** Exercise materials **
===============
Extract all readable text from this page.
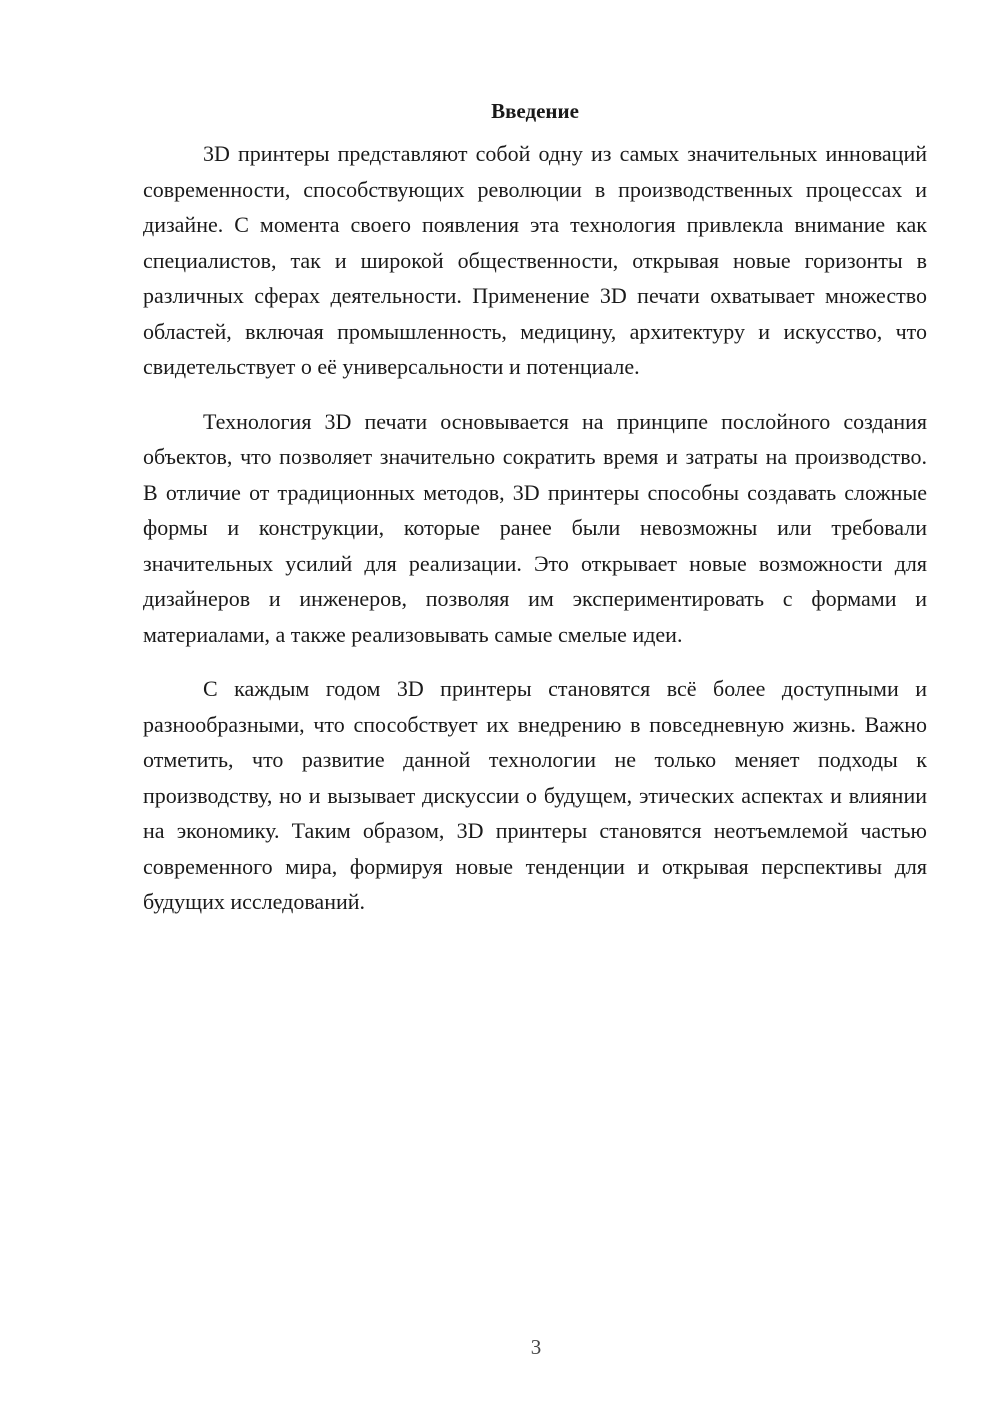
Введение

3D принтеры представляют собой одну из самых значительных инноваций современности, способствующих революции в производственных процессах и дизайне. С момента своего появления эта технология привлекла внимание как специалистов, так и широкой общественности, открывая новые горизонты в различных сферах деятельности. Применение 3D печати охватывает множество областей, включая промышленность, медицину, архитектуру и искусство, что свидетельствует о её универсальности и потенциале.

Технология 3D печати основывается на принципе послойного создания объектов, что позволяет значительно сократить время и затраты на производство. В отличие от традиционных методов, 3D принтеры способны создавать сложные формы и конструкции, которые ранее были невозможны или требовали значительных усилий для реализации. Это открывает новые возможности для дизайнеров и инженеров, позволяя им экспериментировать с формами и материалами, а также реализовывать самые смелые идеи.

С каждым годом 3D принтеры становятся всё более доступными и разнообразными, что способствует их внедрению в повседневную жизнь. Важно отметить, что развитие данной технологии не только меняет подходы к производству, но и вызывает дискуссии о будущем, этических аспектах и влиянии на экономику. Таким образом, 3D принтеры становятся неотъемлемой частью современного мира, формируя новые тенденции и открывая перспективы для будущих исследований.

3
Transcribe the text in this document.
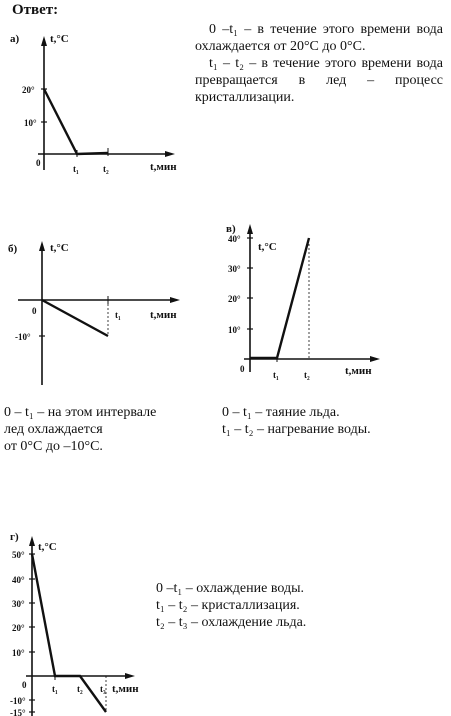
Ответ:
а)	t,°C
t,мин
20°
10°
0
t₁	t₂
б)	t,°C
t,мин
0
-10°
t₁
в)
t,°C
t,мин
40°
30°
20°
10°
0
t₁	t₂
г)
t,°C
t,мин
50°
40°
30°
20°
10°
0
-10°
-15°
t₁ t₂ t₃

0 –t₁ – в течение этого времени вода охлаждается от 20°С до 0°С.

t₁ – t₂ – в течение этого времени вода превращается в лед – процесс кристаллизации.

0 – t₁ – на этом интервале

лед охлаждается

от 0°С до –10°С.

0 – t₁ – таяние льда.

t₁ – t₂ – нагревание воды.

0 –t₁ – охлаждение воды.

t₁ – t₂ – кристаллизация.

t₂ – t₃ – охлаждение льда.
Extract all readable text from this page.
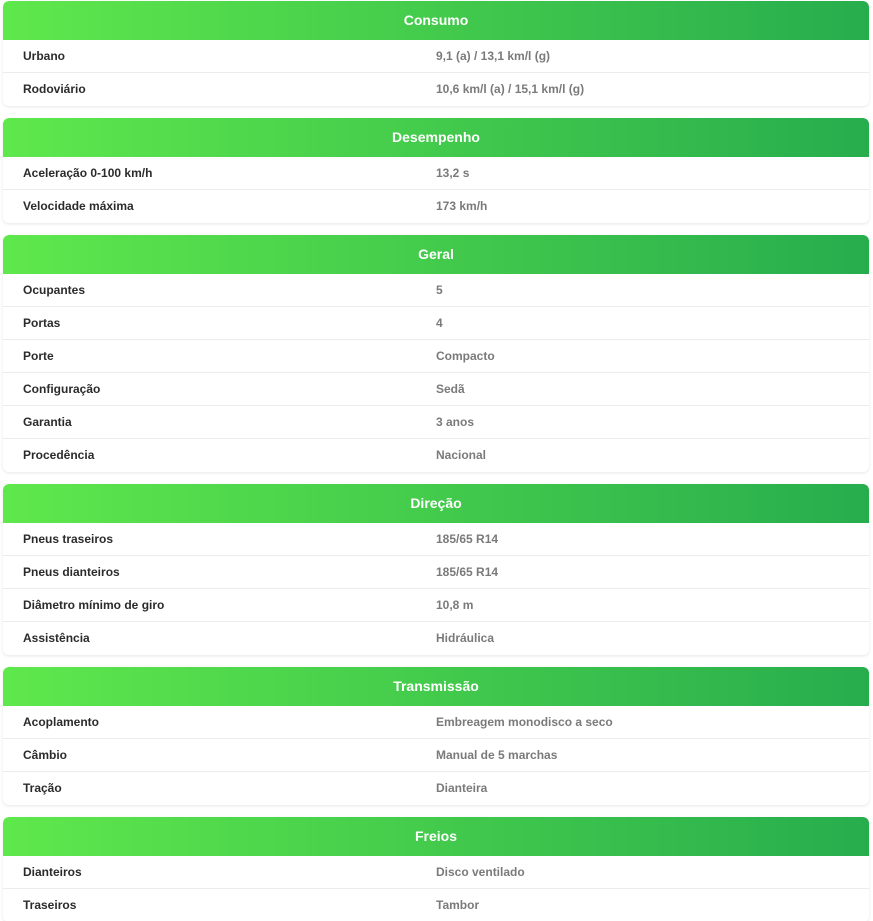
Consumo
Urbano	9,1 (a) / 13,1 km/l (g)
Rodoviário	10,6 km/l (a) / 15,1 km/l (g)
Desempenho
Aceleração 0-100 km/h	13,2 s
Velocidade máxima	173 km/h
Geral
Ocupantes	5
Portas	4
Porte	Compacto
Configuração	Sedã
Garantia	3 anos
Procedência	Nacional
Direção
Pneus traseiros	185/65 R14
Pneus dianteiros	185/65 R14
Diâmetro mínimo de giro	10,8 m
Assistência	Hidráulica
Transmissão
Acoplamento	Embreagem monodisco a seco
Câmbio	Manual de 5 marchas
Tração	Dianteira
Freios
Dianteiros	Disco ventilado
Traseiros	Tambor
===============
** Problem **
Omit every picture, and otherwise quote the entries exactly.

** Answer for this exercise **
Extract all readable text from this page.
Введение

3D принтеры представляют собой одну из самых значительных инноваций современности, способствующих революции в производственных процессах и дизайне. С момента своего появления эта технология привлекла внимание как специалистов, так и широкой общественности, открывая новые горизонты в различных сферах деятельности. Применение 3D печати охватывает множество областей, включая промышленность, медицину, архитектуру и искусство, что свидетельствует о её универсальности и потенциале.

Технология 3D печати основывается на принципе послойного создания объектов, что позволяет значительно сократить время и затраты на производство. В отличие от традиционных методов, 3D принтеры способны создавать сложные формы и конструкции, которые ранее были невозможны или требовали значительных усилий для реализации. Это открывает новые возможности для дизайнеров и инженеров, позволяя им экспериментировать с формами и материалами, а также реализовывать самые смелые идеи.

С каждым годом 3D принтеры становятся всё более доступными и разнообразными, что способствует их внедрению в повседневную жизнь. Важно отметить, что развитие данной технологии не только меняет подходы к производству, но и вызывает дискуссии о будущем, этических аспектах и влиянии на экономику. Таким образом, 3D принтеры становятся неотъемлемой частью современного мира, формируя новые тенденции и открывая перспективы для будущих исследований.

3
Transcribe the text in this document.
Ответ:
а)	t,°C
t,мин
20°
10°
0
t₁	t₂
б)	t,°C
t,мин
0
-10°
t₁
в)
t,°C
t,мин
40°
30°
20°
10°
0
t₁	t₂
г)
t,°C
t,мин
50°
40°
30°
20°
10°
0
-10°
-15°
t₁ t₂ t₃

0 –t₁ – в течение этого времени вода охлаждается от 20°С до 0°С.

t₁ – t₂ – в течение этого времени вода превращается в лед – процесс кристаллизации.

0 – t₁ – на этом интервале

лед охлаждается

от 0°С до –10°С.

0 – t₁ – таяние льда.

t₁ – t₂ – нагревание воды.

0 –t₁ – охлаждение воды.

t₁ – t₂ – кристаллизация.

t₂ – t₃ – охлаждение льда.
Extract all readable text from this page.
Consumo
Urbano	9,1 (a) / 13,1 km/l (g)
Rodoviário	10,6 km/l (a) / 15,1 km/l (g)
Desempenho
Aceleração 0-100 km/h	13,2 s
Velocidade máxima	173 km/h
Geral
Ocupantes	5
Portas	4
Porte	Compacto
Configuração	Sedã
Garantia	3 anos
Procedência	Nacional
Direção
Pneus traseiros	185/65 R14
Pneus dianteiros	185/65 R14
Diâmetro mínimo de giro	10,8 m
Assistência	Hidráulica
Transmissão
Acoplamento	Embreagem monodisco a seco
Câmbio	Manual de 5 marchas
Tração	Dianteira
Freios
Dianteiros	Disco ventilado
Traseiros	Tambor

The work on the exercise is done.